[Exercise material start]

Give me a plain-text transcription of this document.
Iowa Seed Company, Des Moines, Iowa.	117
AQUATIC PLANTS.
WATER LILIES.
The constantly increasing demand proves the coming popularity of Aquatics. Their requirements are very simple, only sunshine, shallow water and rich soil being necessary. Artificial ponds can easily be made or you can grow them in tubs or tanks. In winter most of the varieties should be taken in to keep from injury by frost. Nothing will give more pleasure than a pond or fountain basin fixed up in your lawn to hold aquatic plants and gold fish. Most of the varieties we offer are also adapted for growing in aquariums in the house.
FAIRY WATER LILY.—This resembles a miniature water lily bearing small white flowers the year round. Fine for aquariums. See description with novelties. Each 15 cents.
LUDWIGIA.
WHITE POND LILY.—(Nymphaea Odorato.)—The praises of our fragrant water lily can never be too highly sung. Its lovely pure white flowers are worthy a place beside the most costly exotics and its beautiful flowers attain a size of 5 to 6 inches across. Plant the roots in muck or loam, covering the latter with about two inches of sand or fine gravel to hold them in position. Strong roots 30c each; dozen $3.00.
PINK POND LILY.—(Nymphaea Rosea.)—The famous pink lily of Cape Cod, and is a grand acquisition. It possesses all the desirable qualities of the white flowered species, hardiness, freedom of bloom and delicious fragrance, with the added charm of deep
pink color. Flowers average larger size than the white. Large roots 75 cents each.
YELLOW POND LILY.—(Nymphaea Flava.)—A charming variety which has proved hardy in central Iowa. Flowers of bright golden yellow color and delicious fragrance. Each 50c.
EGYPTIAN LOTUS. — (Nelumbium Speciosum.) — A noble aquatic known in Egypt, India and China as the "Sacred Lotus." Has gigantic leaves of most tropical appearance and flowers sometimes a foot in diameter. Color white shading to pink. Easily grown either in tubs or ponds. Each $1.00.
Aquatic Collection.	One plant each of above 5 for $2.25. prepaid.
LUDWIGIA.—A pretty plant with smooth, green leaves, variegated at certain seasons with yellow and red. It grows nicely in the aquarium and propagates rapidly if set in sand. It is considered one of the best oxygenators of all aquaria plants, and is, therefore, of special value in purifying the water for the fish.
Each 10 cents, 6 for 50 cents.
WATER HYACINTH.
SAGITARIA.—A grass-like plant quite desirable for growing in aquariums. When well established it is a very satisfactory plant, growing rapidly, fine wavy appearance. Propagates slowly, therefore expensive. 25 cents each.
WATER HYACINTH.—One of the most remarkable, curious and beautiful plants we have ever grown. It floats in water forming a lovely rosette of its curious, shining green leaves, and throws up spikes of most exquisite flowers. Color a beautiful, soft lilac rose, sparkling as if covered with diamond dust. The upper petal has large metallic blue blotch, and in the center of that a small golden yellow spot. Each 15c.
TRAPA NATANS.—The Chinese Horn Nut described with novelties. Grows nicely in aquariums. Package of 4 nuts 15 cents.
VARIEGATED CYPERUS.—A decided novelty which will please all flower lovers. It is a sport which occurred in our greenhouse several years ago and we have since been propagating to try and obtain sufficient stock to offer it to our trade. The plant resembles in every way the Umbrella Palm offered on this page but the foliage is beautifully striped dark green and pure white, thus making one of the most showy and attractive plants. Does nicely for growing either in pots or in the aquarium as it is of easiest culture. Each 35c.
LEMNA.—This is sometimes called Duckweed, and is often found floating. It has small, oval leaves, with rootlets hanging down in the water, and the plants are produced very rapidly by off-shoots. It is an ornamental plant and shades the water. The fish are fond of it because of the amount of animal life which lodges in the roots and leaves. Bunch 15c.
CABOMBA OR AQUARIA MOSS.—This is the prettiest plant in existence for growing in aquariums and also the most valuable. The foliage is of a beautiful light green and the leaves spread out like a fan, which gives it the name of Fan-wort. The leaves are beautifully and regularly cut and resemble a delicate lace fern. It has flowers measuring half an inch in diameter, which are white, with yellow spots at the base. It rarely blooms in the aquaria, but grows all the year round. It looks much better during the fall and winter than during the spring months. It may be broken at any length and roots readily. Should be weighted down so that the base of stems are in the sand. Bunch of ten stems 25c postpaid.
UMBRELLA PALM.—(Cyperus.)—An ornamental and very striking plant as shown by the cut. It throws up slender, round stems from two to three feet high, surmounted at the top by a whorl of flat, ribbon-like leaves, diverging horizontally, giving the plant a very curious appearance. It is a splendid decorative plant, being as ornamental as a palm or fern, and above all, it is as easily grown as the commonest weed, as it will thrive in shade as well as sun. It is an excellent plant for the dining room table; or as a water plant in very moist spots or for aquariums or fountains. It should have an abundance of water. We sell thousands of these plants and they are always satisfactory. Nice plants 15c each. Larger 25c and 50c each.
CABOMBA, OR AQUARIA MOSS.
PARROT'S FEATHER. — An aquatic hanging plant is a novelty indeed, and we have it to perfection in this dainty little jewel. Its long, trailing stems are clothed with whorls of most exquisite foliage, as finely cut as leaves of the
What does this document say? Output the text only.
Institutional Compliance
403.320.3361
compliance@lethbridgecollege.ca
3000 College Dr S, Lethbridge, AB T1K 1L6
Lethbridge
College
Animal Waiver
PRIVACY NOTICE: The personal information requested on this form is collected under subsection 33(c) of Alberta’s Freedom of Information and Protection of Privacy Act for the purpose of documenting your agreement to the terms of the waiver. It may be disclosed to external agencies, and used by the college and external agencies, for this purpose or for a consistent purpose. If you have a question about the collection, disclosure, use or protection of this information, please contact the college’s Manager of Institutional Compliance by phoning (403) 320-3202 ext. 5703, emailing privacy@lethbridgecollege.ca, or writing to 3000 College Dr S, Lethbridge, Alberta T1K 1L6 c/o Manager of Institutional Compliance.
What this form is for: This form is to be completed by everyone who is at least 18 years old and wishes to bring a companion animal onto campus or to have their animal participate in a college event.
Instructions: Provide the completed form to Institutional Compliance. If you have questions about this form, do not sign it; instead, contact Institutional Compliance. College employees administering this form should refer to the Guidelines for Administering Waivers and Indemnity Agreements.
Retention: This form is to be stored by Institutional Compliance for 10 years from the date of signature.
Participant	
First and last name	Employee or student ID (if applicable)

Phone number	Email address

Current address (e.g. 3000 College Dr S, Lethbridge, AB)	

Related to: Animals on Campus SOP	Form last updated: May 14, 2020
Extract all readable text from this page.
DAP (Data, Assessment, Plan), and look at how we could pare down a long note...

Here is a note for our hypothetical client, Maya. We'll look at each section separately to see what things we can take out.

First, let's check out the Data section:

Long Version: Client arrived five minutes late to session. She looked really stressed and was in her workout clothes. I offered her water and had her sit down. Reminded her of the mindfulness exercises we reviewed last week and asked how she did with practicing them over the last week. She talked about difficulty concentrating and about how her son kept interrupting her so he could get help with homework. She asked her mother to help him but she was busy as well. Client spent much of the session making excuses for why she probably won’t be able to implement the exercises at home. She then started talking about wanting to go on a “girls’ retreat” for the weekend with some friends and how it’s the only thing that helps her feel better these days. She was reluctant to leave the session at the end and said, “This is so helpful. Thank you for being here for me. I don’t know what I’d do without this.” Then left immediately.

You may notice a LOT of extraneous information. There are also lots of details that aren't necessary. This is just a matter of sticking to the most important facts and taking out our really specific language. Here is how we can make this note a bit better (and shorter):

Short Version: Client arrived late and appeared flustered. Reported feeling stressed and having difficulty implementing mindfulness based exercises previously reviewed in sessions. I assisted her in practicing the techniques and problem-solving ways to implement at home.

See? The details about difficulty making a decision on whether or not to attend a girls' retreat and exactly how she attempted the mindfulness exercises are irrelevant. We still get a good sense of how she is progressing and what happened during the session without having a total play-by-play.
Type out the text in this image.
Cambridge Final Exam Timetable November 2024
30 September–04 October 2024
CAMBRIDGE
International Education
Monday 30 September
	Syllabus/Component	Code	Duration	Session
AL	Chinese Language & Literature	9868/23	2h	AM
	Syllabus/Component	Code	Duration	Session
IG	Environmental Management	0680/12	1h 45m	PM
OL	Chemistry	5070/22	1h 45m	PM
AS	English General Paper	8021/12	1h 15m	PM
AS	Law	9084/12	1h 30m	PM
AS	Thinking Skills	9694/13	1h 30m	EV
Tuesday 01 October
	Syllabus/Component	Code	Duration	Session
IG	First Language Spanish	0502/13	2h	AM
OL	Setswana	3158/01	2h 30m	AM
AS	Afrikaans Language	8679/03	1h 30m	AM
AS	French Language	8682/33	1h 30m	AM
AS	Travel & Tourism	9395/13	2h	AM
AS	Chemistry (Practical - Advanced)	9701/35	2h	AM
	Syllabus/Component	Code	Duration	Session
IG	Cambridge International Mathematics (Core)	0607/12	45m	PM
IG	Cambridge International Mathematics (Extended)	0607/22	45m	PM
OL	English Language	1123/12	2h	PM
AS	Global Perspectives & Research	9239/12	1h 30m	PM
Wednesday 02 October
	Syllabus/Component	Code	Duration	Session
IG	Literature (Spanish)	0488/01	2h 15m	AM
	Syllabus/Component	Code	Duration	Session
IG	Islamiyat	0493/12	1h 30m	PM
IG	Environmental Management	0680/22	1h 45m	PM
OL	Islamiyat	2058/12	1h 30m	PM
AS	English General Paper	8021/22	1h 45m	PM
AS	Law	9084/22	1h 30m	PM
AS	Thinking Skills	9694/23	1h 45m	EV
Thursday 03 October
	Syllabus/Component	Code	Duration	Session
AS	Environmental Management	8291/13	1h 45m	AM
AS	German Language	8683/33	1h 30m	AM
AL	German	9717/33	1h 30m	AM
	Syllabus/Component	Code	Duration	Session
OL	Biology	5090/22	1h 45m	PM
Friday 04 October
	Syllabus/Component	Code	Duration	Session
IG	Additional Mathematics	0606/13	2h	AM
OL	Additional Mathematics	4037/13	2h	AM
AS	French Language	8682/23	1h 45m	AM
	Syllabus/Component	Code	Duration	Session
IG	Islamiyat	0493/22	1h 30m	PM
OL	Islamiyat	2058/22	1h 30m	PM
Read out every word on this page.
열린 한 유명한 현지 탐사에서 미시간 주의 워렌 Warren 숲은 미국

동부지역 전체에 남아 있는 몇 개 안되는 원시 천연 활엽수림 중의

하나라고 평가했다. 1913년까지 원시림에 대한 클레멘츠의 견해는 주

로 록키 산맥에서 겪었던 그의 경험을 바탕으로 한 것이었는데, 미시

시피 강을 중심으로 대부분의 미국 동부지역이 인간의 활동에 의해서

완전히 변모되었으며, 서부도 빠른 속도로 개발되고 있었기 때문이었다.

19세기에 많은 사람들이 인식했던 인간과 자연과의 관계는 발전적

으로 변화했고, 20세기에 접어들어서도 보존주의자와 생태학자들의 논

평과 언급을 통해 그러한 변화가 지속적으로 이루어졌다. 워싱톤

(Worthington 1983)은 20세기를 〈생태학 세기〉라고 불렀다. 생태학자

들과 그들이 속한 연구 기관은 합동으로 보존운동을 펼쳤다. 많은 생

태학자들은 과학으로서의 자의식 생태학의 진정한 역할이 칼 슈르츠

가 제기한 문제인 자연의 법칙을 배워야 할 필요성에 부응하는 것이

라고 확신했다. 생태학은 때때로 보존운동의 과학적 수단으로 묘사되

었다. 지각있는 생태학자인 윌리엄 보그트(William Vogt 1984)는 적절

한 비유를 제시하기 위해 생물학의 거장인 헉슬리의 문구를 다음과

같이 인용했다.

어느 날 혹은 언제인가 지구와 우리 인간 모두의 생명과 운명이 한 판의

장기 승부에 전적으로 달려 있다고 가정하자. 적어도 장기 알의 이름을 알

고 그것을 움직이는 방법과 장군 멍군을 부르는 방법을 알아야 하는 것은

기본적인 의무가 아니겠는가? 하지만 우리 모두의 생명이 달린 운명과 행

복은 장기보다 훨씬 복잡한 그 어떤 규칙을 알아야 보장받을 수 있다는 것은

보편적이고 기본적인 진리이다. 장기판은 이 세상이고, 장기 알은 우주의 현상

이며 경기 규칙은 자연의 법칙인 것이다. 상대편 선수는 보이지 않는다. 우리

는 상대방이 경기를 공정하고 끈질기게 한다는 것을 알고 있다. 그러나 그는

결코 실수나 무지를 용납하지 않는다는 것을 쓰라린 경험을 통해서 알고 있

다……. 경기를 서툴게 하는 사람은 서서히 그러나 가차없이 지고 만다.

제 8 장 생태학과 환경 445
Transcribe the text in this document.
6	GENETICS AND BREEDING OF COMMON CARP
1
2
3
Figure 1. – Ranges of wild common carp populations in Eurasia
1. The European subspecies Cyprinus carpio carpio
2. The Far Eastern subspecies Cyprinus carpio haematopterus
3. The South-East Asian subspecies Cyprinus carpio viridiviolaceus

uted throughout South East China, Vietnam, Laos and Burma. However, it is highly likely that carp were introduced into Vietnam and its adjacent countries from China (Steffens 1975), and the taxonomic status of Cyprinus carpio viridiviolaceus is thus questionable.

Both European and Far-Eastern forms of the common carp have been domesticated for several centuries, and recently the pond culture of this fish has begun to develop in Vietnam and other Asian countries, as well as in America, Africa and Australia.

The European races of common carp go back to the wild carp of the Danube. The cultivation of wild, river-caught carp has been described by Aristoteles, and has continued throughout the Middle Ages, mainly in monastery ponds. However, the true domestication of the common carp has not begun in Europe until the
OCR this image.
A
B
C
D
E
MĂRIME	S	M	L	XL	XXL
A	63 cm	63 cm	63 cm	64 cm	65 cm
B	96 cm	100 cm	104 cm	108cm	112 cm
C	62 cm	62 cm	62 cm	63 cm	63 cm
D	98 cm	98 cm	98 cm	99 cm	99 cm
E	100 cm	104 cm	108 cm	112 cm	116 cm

[Exercise material end]

- Requirement: From the entries above, copy out every line where the string "wild" appears.

- Full output:
Figure 1. – Ranges of wild common carp populations in Eurasia
The European races of common carp go back to the wild carp of the Danube. The cultivation of wild, river-caught carp has been described by Aristoteles, and has continued throughout the Middle Ages, mainly in monastery ponds. However, the true domestication of the common carp has not begun in Europe until the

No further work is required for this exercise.